__EXERCISE DETAILS__
Write out the data below exactly as given, without any of its pictures.

__EXERCISE MATERIALS__

-------

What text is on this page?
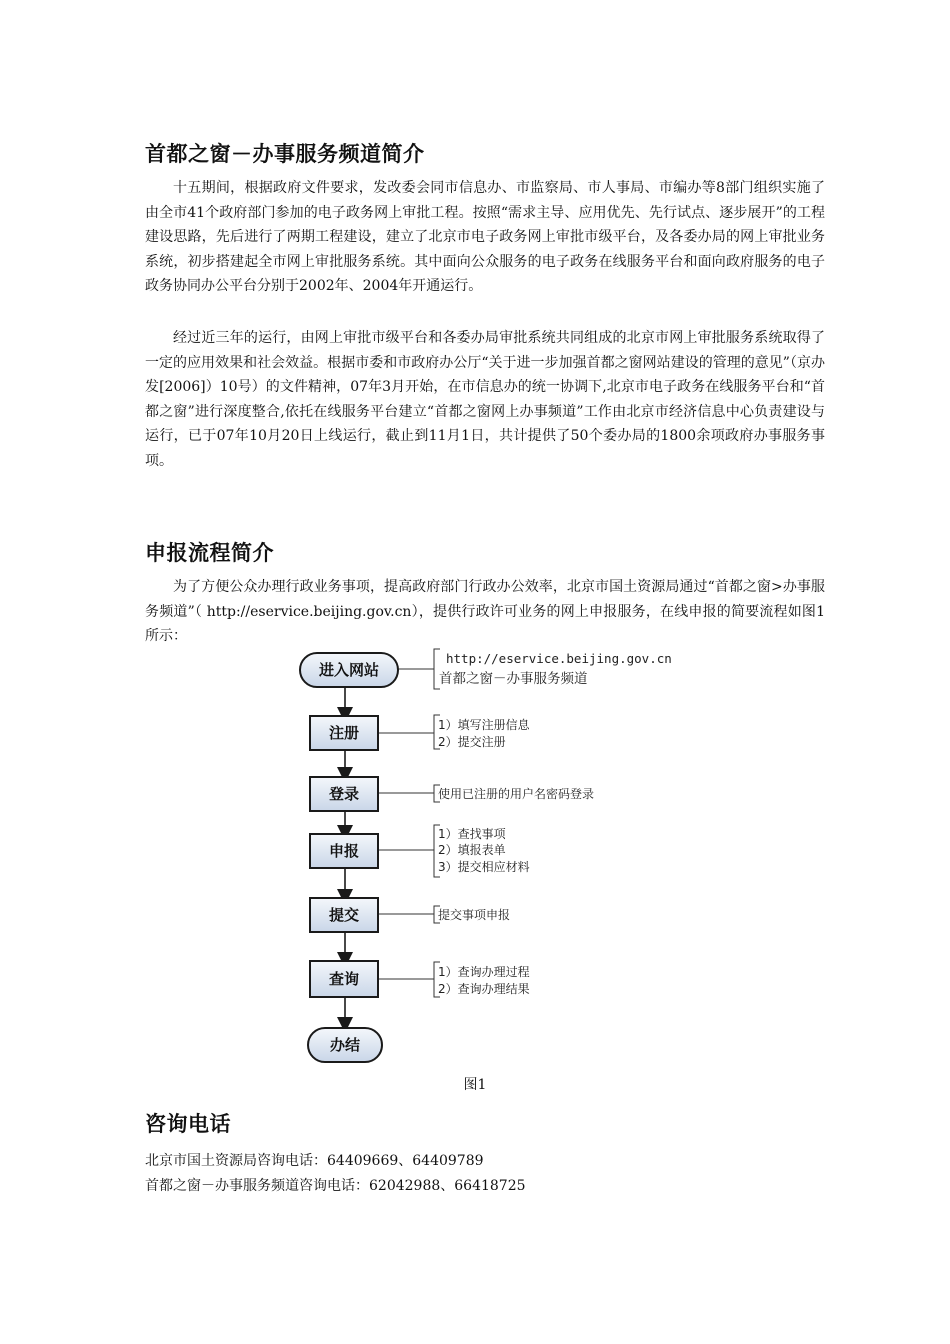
首都之窗－办事服务频道简介

十五期间，根据政府文件要求，发改委会同市信息办、市监察局、市人事局、市编办等8部门组织实施了由全市41个政府部门参加的电子政务网上审批工程。按照“需求主导、应用优先、先行试点、逐步展开”的工程建设思路，先后进行了两期工程建设，建立了北京市电子政务网上审批市级平台，及各委办局的网上审批业务系统，初步搭建起全市网上审批服务系统。其中面向公众服务的电子政务在线服务平台和面向政府服务的电子政务协同办公平台分别于2002年、2004年开通运行。

经过近三年的运行，由网上审批市级平台和各委办局审批系统共同组成的北京市网上审批服务系统取得了一定的应用效果和社会效益。根据市委和市政府办公厅“关于进一步加强首都之窗网站建设的管理的意见”（京办发[2006]）10号）的文件精神，07年3月开始，在市信息办的统一协调下,北京市电子政务在线服务平台和“首都之窗”进行深度整合,依托在线服务平台建立“首都之窗网上办事频道”工作由北京市经济信息中心负责建设与运行，已于07年10月20日上线运行，截止到11月1日，共计提供了50个委办局的1800余项政府办事服务事项。

申报流程简介

为了方便公众办理行政业务事项，提高政府部门行政办公效率，北京市国土资源局通过“首都之窗>办事服务频道”（ http://eservice.beijing.gov.cn），提供行政许可业务的网上申报服务，在线申报的简要流程如图1所示：

进入网站
注册
登录
申报
提交
查询
办结
http://eservice.beijing.gov.cn
首都之窗－办事服务频道
1）填写注册信息
2）提交注册
使用已注册的用户名密码登录
1）查找事项
2）填报表单
3）提交相应材料
提交事项申报
1）查询办理过程
2）查询办理结果
图1
咨询电话

北京市国土资源局咨询电话：64409669、64409789

首都之窗－办事服务频道咨询电话：62042988、66418725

-------

__EXERCISE ANSWER__
What text is on this page?
首都之窗－办事服务频道简介

十五期间，根据政府文件要求，发改委会同市信息办、市监察局、市人事局、市编办等8部门组织实施了由全市41个政府部门参加的电子政务网上审批工程。按照“需求主导、应用优先、先行试点、逐步展开”的工程建设思路，先后进行了两期工程建设，建立了北京市电子政务网上审批市级平台，及各委办局的网上审批业务系统，初步搭建起全市网上审批服务系统。其中面向公众服务的电子政务在线服务平台和面向政府服务的电子政务协同办公平台分别于2002年、2004年开通运行。

经过近三年的运行，由网上审批市级平台和各委办局审批系统共同组成的北京市网上审批服务系统取得了一定的应用效果和社会效益。根据市委和市政府办公厅“关于进一步加强首都之窗网站建设的管理的意见”（京办发[2006]）10号）的文件精神，07年3月开始，在市信息办的统一协调下,北京市电子政务在线服务平台和“首都之窗”进行深度整合,依托在线服务平台建立“首都之窗网上办事频道”工作由北京市经济信息中心负责建设与运行，已于07年10月20日上线运行，截止到11月1日，共计提供了50个委办局的1800余项政府办事服务事项。

申报流程简介

为了方便公众办理行政业务事项，提高政府部门行政办公效率，北京市国土资源局通过“首都之窗>办事服务频道”（ http://eservice.beijing.gov.cn），提供行政许可业务的网上申报服务，在线申报的简要流程如图1所示：

进入网站
注册
登录
申报
提交
查询
办结
http://eservice.beijing.gov.cn
首都之窗－办事服务频道
1）填写注册信息
2）提交注册
使用已注册的用户名密码登录
1）查找事项
2）填报表单
3）提交相应材料
提交事项申报
1）查询办理过程
2）查询办理结果
图1
咨询电话

北京市国土资源局咨询电话：64409669、64409789

首都之窗－办事服务频道咨询电话：62042988、66418725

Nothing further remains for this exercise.